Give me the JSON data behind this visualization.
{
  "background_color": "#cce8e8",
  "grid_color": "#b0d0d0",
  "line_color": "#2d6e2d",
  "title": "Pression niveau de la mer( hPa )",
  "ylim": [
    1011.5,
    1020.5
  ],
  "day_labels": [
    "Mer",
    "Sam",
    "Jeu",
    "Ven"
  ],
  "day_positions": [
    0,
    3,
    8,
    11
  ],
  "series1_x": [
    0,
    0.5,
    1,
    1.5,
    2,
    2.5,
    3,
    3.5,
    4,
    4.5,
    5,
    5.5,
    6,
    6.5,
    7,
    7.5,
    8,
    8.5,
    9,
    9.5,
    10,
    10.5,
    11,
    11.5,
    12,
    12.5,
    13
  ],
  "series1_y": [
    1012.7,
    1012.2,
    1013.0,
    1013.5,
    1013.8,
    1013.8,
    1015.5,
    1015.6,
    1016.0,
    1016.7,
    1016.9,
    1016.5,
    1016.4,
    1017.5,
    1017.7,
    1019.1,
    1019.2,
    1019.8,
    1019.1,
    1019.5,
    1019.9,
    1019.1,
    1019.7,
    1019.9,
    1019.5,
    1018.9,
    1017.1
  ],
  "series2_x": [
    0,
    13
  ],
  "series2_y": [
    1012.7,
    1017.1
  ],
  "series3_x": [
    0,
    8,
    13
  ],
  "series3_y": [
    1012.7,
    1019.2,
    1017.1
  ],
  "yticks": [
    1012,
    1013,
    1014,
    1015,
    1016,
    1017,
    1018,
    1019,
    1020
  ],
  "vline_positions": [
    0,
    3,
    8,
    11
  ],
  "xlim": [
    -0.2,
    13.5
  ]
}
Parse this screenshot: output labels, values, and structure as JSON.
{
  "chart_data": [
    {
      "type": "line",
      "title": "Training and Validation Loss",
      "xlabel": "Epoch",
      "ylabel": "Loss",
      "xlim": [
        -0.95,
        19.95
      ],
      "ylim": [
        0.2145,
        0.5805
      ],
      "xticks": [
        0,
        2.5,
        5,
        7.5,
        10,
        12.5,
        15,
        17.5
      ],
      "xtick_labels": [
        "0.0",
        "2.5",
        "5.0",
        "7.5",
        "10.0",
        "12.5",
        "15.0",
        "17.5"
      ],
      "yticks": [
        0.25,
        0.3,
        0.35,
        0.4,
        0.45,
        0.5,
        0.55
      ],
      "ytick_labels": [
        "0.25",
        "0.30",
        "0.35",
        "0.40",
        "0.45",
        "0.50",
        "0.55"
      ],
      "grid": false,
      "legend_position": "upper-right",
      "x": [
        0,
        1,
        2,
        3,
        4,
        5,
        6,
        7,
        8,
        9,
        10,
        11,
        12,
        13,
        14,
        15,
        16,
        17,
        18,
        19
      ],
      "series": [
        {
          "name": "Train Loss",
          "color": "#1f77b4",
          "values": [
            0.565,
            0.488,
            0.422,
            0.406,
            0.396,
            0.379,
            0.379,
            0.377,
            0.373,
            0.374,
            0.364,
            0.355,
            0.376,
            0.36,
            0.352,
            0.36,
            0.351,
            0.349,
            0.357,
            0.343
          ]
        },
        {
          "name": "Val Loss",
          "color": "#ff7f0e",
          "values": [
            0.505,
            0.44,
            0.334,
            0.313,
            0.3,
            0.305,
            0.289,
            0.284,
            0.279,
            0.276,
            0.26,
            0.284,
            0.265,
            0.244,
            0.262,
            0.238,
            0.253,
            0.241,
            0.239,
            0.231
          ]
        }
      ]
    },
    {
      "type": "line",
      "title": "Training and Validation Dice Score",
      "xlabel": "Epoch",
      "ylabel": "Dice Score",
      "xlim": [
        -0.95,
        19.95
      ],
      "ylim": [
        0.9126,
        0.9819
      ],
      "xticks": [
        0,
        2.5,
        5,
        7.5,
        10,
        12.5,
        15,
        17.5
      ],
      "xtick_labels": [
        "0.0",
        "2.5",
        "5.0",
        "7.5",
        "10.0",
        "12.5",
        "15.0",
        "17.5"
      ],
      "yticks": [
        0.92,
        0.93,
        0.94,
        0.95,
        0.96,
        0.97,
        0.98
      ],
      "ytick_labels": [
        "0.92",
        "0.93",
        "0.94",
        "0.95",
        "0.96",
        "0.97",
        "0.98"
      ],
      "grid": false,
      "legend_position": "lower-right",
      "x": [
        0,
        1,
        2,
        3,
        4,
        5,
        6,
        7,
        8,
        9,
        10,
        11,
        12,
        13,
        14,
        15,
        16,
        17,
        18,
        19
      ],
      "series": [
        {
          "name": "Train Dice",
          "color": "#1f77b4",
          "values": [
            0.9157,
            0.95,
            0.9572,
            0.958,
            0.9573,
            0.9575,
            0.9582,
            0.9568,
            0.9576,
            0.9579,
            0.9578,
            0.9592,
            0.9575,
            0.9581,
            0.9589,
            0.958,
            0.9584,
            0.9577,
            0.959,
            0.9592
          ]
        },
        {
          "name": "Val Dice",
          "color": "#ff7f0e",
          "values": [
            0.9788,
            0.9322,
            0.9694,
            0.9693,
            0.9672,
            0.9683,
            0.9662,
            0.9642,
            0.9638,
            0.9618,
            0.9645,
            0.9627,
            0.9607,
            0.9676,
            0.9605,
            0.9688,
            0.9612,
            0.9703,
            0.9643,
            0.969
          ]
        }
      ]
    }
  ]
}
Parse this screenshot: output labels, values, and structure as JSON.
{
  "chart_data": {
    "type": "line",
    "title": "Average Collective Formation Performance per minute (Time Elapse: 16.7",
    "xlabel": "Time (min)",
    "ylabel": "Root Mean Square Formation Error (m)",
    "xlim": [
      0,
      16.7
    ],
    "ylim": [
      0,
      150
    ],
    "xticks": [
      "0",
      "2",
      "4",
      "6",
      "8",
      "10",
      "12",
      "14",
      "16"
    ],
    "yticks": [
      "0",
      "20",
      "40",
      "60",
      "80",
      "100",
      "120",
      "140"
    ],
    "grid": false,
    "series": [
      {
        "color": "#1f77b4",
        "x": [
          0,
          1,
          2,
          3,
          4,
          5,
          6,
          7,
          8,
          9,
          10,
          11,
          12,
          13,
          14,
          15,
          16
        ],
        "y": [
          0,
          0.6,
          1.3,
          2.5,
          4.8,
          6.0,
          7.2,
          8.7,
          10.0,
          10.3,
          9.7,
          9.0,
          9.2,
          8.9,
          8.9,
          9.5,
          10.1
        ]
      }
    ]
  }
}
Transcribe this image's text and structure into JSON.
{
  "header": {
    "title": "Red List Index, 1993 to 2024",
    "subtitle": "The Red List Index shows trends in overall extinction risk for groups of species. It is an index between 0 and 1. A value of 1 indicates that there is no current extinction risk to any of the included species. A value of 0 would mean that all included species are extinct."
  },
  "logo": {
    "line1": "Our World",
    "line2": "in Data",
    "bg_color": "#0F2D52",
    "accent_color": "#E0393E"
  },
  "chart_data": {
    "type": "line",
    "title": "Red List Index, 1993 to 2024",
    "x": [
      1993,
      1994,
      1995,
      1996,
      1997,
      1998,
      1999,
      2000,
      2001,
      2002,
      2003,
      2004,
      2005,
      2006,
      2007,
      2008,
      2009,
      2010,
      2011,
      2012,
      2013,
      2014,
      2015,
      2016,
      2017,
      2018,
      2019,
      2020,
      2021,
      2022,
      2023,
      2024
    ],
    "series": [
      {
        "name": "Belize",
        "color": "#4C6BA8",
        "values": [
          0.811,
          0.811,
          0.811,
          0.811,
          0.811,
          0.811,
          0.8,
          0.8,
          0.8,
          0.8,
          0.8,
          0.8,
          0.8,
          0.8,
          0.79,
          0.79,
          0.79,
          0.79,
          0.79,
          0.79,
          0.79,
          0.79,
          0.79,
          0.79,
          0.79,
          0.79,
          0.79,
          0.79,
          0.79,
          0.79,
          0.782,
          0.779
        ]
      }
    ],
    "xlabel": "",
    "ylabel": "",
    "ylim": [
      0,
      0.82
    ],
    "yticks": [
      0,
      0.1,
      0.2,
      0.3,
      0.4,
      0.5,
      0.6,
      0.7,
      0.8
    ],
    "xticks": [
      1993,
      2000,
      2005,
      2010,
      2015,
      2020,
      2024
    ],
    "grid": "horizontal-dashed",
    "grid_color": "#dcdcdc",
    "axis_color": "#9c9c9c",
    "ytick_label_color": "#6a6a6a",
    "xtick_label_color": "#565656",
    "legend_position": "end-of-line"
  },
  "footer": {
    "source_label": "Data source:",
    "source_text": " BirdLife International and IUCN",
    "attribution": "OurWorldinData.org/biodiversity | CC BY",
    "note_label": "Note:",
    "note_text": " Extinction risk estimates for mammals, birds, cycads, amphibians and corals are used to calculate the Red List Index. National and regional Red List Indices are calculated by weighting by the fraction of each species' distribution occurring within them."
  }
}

*Do this:* Only a number is expected here: the count of lines in the listing that hold the string "name".

*Answer to the exercise:* 5